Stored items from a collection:
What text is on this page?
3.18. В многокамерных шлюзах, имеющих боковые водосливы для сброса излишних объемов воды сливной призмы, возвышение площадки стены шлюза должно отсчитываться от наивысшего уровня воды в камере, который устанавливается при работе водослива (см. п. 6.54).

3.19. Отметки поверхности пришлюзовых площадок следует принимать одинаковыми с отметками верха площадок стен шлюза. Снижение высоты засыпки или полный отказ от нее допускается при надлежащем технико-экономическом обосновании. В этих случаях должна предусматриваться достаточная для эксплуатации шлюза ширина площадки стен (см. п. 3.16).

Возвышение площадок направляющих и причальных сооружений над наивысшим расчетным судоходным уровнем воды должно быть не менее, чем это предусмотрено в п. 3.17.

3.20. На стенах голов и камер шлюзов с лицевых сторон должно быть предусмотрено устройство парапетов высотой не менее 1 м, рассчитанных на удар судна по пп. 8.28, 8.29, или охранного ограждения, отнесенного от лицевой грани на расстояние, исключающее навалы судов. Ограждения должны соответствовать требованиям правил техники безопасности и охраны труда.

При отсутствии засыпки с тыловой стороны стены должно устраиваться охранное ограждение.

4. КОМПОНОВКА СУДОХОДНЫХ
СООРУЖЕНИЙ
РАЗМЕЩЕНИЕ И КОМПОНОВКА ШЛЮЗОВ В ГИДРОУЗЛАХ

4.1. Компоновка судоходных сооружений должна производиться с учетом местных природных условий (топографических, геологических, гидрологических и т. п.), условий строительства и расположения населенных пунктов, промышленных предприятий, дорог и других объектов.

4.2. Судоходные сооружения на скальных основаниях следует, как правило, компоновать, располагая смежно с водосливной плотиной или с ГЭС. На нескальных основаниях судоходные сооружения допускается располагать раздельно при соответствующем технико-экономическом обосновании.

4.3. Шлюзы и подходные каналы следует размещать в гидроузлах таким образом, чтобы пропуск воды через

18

**Task directions**
Pull out each line of the listing that holds the string "площадок".

**Expected output**
3.19. Отметки поверхности пришлюзовых площадок следует принимать одинаковыми с отметками верха площадок стен шлюза. Снижение высоты засыпки или полный отказ от нее допускается при надлежащем технико-экономическом обосновании. В этих случаях должна предусматриваться достаточная для эксплуатации шлюза ширина площадки стен (см. п. 3.16).
Возвышение площадок направляющих и причальных сооружений над наивысшим расчетным судоходным уровнем воды должно быть не менее, чем это предусмотрено в п. 3.17.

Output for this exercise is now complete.